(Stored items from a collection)
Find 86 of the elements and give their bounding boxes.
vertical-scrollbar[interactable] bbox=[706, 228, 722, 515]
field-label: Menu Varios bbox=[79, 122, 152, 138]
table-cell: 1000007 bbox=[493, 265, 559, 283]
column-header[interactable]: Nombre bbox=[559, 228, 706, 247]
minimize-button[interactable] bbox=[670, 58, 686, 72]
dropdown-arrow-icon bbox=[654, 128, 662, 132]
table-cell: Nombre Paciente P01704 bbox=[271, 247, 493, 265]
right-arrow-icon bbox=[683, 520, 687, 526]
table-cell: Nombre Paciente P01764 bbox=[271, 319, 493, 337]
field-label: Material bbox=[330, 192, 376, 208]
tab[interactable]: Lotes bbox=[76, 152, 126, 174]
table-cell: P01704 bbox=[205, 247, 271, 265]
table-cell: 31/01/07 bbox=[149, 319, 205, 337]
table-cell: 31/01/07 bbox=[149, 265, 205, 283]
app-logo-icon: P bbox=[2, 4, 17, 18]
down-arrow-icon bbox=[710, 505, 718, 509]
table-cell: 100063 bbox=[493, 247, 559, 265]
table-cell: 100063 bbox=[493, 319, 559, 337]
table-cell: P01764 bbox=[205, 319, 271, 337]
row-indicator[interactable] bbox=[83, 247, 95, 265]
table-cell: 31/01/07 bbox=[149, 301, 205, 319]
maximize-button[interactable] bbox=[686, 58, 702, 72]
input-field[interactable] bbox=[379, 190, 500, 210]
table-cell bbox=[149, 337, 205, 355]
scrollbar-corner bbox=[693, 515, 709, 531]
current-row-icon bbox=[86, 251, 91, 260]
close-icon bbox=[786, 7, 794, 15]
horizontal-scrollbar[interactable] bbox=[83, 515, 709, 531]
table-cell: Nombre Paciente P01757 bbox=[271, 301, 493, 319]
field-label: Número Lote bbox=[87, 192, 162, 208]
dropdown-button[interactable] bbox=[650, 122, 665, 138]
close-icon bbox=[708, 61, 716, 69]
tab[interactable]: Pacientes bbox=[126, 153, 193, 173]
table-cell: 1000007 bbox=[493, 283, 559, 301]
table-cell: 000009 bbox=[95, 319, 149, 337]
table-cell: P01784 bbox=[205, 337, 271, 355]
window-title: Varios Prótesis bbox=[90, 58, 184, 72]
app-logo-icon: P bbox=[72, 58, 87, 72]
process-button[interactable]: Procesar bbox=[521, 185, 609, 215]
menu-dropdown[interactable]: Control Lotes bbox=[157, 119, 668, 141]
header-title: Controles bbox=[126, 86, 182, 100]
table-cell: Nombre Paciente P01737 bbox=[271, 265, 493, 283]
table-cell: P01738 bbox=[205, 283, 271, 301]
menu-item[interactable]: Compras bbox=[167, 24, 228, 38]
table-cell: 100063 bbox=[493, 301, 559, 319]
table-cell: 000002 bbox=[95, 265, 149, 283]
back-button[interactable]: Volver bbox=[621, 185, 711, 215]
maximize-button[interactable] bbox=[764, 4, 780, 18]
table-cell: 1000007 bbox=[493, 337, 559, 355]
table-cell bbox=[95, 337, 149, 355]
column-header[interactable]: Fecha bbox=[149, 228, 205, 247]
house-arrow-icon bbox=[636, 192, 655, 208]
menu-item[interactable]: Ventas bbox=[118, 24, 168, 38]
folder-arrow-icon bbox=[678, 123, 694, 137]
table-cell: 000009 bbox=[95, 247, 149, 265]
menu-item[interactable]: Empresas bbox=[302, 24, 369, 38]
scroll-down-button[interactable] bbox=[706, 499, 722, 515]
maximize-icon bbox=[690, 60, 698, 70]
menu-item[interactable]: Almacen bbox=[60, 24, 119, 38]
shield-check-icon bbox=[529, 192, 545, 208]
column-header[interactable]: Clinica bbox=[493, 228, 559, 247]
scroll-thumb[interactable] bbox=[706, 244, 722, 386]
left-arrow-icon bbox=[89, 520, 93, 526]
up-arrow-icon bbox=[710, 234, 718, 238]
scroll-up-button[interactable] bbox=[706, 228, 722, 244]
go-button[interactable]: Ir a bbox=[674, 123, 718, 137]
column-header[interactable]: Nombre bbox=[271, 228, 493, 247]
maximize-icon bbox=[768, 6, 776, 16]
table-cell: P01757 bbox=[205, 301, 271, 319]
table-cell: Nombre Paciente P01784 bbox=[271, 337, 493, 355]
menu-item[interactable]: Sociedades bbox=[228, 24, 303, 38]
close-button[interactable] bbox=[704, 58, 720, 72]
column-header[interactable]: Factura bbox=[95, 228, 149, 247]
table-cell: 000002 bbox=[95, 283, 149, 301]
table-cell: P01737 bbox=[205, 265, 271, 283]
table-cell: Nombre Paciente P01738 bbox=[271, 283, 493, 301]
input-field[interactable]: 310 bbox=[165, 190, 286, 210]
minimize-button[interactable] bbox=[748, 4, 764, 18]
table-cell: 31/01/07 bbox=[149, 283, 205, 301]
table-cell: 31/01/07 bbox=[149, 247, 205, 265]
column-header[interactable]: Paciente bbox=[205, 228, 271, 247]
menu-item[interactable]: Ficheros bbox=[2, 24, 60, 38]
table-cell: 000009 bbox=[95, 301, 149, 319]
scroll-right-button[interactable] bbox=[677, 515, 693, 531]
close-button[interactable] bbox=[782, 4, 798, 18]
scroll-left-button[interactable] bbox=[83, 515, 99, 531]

● **Problem details**:
Count the lines in the entries above that contain the string "Nombre" and give only the number.

● **Output of the exercise**:
8